**Entries shown:**
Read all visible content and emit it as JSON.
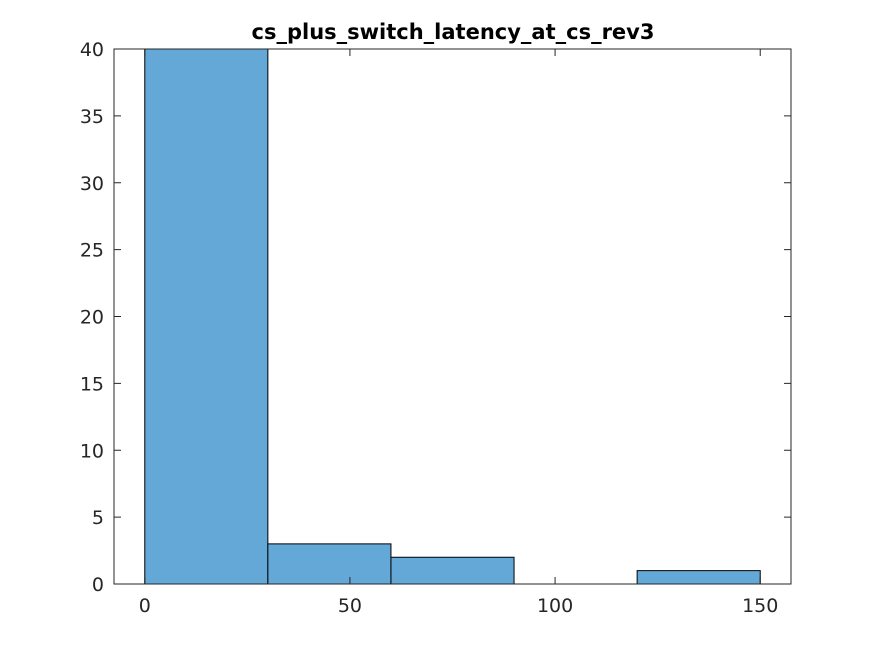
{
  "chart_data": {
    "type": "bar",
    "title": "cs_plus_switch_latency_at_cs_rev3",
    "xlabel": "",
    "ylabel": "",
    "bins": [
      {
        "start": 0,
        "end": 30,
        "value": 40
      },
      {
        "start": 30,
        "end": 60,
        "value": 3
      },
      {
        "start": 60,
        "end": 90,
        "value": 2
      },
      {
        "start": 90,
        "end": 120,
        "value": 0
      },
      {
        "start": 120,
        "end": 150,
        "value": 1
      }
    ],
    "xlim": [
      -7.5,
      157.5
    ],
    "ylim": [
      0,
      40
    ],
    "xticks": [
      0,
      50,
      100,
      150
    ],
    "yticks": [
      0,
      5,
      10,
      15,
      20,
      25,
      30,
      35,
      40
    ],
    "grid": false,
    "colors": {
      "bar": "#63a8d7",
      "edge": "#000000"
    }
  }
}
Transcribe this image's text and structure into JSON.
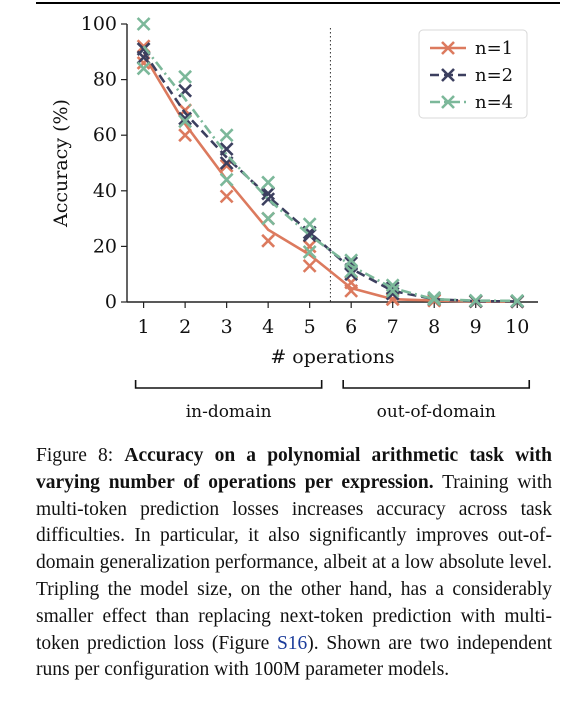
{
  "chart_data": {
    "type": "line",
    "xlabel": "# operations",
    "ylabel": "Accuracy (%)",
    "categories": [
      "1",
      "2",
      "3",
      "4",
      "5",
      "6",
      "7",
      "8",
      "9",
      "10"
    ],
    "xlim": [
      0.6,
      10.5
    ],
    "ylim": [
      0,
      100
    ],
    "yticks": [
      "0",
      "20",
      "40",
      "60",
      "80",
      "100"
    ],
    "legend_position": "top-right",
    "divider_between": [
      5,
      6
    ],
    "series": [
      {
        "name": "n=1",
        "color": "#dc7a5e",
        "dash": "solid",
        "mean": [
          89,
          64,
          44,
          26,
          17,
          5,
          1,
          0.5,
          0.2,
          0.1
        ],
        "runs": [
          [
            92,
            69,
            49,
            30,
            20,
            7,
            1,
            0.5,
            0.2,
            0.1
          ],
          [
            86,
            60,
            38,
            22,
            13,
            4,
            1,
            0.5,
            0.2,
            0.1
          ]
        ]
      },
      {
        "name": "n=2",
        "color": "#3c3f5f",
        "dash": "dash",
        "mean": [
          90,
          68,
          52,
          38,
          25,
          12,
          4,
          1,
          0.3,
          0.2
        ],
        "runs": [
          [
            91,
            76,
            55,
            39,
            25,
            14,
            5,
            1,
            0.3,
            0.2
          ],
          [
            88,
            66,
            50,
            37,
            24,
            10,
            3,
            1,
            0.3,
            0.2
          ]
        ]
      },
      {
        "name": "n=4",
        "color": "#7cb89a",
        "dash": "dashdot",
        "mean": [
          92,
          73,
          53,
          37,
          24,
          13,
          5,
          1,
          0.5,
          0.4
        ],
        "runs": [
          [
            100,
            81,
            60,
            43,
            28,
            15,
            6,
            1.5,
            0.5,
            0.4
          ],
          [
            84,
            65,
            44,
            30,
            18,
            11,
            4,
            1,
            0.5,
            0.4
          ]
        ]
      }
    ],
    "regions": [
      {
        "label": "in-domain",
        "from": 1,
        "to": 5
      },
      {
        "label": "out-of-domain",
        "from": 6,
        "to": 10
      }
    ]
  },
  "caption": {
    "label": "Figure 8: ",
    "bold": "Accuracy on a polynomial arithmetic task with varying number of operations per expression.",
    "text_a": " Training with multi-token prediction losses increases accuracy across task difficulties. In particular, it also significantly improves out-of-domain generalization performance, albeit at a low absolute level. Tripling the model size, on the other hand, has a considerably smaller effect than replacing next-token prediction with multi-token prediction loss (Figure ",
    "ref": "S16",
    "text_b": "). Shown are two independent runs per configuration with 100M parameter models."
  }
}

**Short task:**
Check each line of the records for the word "value", and show the lines that contain it.

**Written answer:**
        "value": 40
        "value": 3
        "value": 2
        "value": 0
        "value": 1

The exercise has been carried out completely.